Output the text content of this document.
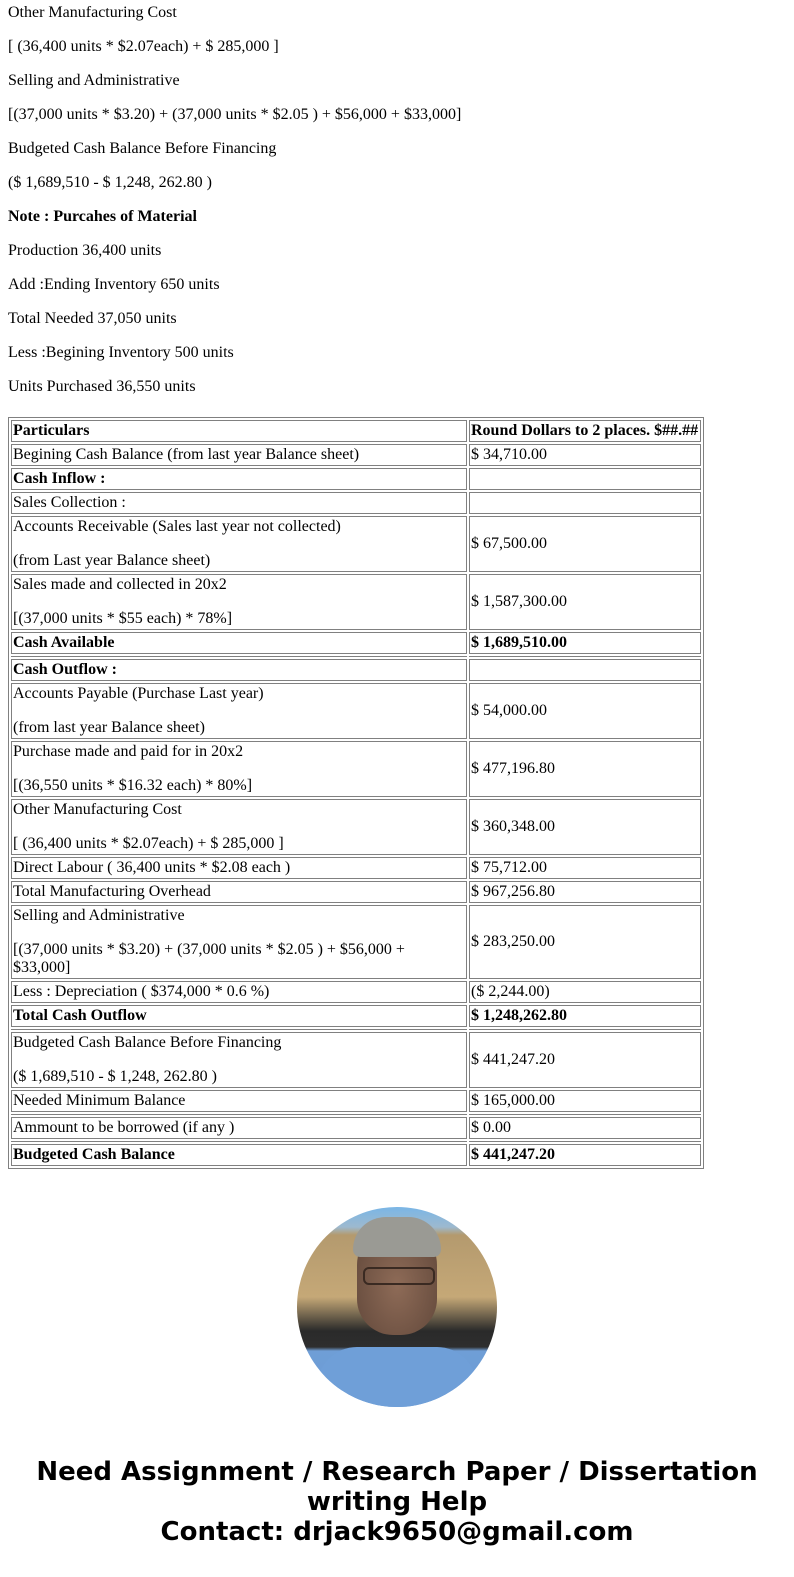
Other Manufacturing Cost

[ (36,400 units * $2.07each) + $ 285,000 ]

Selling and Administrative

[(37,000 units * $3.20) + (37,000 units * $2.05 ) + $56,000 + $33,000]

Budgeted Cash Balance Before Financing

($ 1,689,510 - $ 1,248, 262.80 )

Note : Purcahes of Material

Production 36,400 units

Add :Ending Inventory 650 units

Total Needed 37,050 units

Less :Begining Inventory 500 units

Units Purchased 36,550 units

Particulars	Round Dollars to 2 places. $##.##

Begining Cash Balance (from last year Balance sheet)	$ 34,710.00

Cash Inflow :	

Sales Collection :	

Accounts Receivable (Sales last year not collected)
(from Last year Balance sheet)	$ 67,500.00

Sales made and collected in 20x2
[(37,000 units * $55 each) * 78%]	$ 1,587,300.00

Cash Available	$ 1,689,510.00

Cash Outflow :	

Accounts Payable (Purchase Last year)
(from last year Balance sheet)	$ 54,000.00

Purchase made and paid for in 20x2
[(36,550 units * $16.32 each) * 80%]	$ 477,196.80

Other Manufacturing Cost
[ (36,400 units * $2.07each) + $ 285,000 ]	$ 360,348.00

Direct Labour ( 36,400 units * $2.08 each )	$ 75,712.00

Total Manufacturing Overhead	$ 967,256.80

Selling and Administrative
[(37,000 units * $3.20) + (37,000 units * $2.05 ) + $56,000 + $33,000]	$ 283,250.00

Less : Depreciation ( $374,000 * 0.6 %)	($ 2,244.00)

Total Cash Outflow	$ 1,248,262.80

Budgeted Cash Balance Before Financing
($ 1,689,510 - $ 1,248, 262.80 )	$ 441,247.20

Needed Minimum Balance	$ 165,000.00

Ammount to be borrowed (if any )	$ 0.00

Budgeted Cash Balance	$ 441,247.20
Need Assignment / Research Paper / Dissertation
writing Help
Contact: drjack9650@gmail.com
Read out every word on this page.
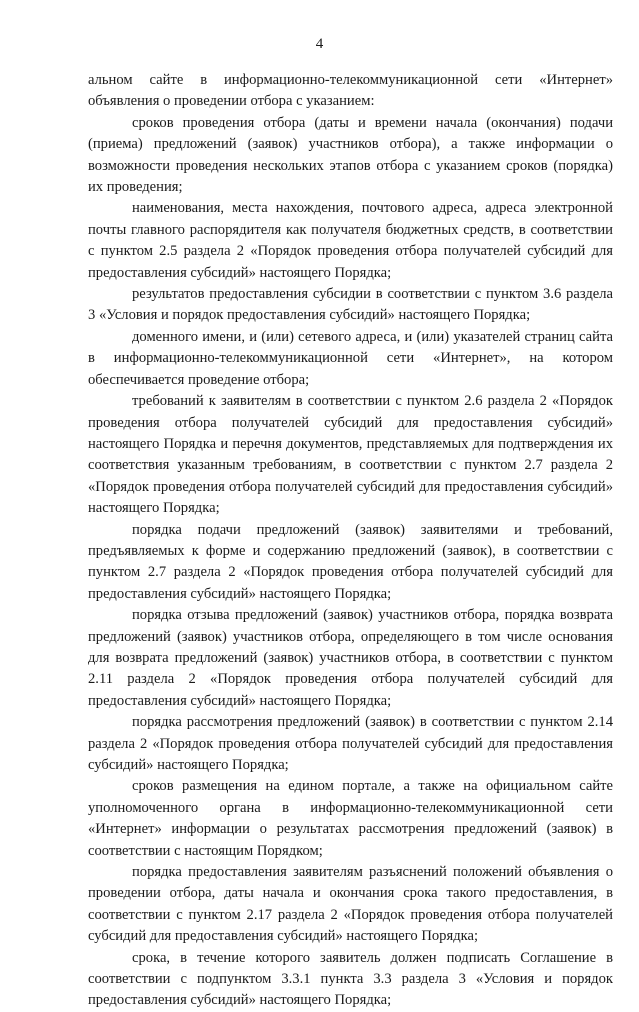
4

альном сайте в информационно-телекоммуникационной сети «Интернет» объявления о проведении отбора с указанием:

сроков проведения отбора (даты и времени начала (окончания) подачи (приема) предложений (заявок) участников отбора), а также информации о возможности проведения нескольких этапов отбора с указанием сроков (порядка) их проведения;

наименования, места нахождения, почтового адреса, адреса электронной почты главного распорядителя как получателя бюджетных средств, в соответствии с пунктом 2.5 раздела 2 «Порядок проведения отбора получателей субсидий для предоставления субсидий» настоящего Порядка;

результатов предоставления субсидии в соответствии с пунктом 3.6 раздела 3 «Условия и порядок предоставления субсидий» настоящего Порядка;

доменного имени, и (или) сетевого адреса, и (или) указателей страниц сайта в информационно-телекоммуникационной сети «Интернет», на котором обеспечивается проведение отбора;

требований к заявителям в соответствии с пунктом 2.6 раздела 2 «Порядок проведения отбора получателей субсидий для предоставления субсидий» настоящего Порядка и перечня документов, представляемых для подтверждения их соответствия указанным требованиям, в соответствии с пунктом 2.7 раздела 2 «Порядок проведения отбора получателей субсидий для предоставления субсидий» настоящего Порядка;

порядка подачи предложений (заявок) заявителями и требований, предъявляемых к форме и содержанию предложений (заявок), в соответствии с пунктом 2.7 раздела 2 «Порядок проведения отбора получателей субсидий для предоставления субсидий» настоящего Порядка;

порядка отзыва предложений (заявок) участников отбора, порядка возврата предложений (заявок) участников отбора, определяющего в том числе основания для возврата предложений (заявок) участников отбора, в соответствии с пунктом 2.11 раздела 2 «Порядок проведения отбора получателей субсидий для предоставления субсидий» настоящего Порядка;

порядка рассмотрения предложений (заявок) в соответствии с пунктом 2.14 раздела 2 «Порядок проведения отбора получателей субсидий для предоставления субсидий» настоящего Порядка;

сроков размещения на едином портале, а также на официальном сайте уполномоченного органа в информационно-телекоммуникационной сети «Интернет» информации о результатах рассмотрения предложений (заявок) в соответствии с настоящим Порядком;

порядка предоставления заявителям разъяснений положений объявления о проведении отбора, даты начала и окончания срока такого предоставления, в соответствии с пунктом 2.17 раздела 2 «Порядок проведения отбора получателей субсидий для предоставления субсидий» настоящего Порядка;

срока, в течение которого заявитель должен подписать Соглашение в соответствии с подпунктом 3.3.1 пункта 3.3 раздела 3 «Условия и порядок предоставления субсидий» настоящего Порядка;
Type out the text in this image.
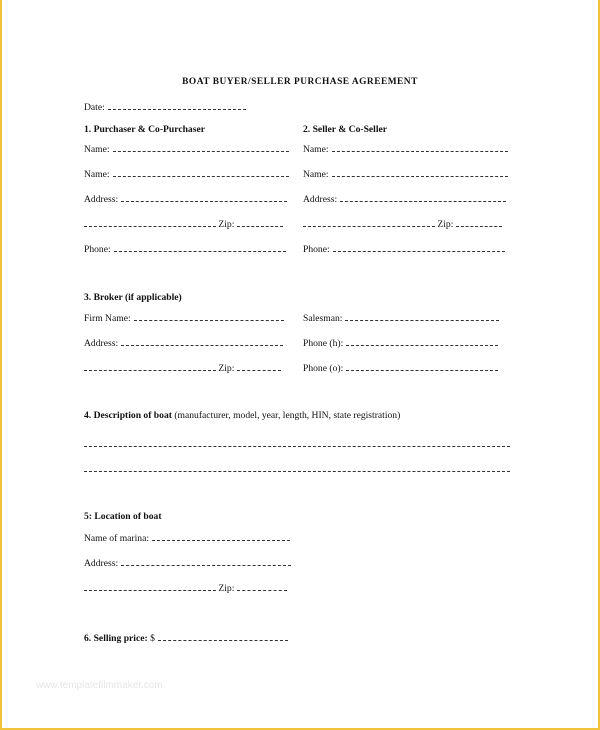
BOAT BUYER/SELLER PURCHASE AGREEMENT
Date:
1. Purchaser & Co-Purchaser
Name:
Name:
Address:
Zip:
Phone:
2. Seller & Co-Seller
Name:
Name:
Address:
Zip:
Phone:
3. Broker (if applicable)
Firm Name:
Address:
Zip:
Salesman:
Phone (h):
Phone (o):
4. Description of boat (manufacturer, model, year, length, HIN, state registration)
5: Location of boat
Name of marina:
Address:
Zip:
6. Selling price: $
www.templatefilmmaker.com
###
_What to do_
Except for the pictures, print the data above exactly.

_Exercise result_
Output the text content of this document.
Other Manufacturing Cost

[ (36,400 units * $2.07each) + $ 285,000 ]

Selling and Administrative

[(37,000 units * $3.20) + (37,000 units * $2.05 ) + $56,000 + $33,000]

Budgeted Cash Balance Before Financing

($ 1,689,510 - $ 1,248, 262.80 )

Note : Purcahes of Material

Production 36,400 units

Add :Ending Inventory 650 units

Total Needed 37,050 units

Less :Begining Inventory 500 units

Units Purchased 36,550 units

Particulars	Round Dollars to 2 places. $##.##

Begining Cash Balance (from last year Balance sheet)	$ 34,710.00

Cash Inflow :	

Sales Collection :	

Accounts Receivable (Sales last year not collected)
(from Last year Balance sheet)	$ 67,500.00

Sales made and collected in 20x2
[(37,000 units * $55 each) * 78%]	$ 1,587,300.00

Cash Available	$ 1,689,510.00

Cash Outflow :	

Accounts Payable (Purchase Last year)
(from last year Balance sheet)	$ 54,000.00

Purchase made and paid for in 20x2
[(36,550 units * $16.32 each) * 80%]	$ 477,196.80

Other Manufacturing Cost
[ (36,400 units * $2.07each) + $ 285,000 ]	$ 360,348.00

Direct Labour ( 36,400 units * $2.08 each )	$ 75,712.00

Total Manufacturing Overhead	$ 967,256.80

Selling and Administrative
[(37,000 units * $3.20) + (37,000 units * $2.05 ) + $56,000 + $33,000]	$ 283,250.00

Less : Depreciation ( $374,000 * 0.6 %)	($ 2,244.00)

Total Cash Outflow	$ 1,248,262.80

Budgeted Cash Balance Before Financing
($ 1,689,510 - $ 1,248, 262.80 )	$ 441,247.20

Needed Minimum Balance	$ 165,000.00

Ammount to be borrowed (if any )	$ 0.00

Budgeted Cash Balance	$ 441,247.20
Need Assignment / Research Paper / Dissertation
writing Help
Contact: drjack9650@gmail.com
Read out every word on this page.
4

альном сайте в информационно-телекоммуникационной сети «Интернет» объявления о проведении отбора с указанием:

сроков проведения отбора (даты и времени начала (окончания) подачи (приема) предложений (заявок) участников отбора), а также информации о возможности проведения нескольких этапов отбора с указанием сроков (порядка) их проведения;

наименования, места нахождения, почтового адреса, адреса электронной почты главного распорядителя как получателя бюджетных средств, в соответствии с пунктом 2.5 раздела 2 «Порядок проведения отбора получателей субсидий для предоставления субсидий» настоящего Порядка;

результатов предоставления субсидии в соответствии с пунктом 3.6 раздела 3 «Условия и порядок предоставления субсидий» настоящего Порядка;

доменного имени, и (или) сетевого адреса, и (или) указателей страниц сайта в информационно-телекоммуникационной сети «Интернет», на котором обеспечивается проведение отбора;

требований к заявителям в соответствии с пунктом 2.6 раздела 2 «Порядок проведения отбора получателей субсидий для предоставления субсидий» настоящего Порядка и перечня документов, представляемых для подтверждения их соответствия указанным требованиям, в соответствии с пунктом 2.7 раздела 2 «Порядок проведения отбора получателей субсидий для предоставления субсидий» настоящего Порядка;

порядка подачи предложений (заявок) заявителями и требований, предъявляемых к форме и содержанию предложений (заявок), в соответствии с пунктом 2.7 раздела 2 «Порядок проведения отбора получателей субсидий для предоставления субсидий» настоящего Порядка;

порядка отзыва предложений (заявок) участников отбора, порядка возврата предложений (заявок) участников отбора, определяющего в том числе основания для возврата предложений (заявок) участников отбора, в соответствии с пунктом 2.11 раздела 2 «Порядок проведения отбора получателей субсидий для предоставления субсидий» настоящего Порядка;

порядка рассмотрения предложений (заявок) в соответствии с пунктом 2.14 раздела 2 «Порядок проведения отбора получателей субсидий для предоставления субсидий» настоящего Порядка;

сроков размещения на едином портале, а также на официальном сайте уполномоченного органа в информационно-телекоммуникационной сети «Интернет» информации о результатах рассмотрения предложений (заявок) в соответствии с настоящим Порядком;

порядка предоставления заявителям разъяснений положений объявления о проведении отбора, даты начала и окончания срока такого предоставления, в соответствии с пунктом 2.17 раздела 2 «Порядок проведения отбора получателей субсидий для предоставления субсидий» настоящего Порядка;

срока, в течение которого заявитель должен подписать Соглашение в соответствии с подпунктом 3.3.1 пункта 3.3 раздела 3 «Условия и порядок предоставления субсидий» настоящего Порядка;
Type out the text in this image.
BOAT BUYER/SELLER PURCHASE AGREEMENT
Date:
1. Purchaser & Co-Purchaser
Name:
Name:
Address:
Zip:
Phone:
2. Seller & Co-Seller
Name:
Name:
Address:
Zip:
Phone:
3. Broker (if applicable)
Firm Name:
Address:
Zip:
Salesman:
Phone (h):
Phone (o):
4. Description of boat (manufacturer, model, year, length, HIN, state registration)
5: Location of boat
Name of marina:
Address:
Zip:
6. Selling price: $
www.templatefilmmaker.com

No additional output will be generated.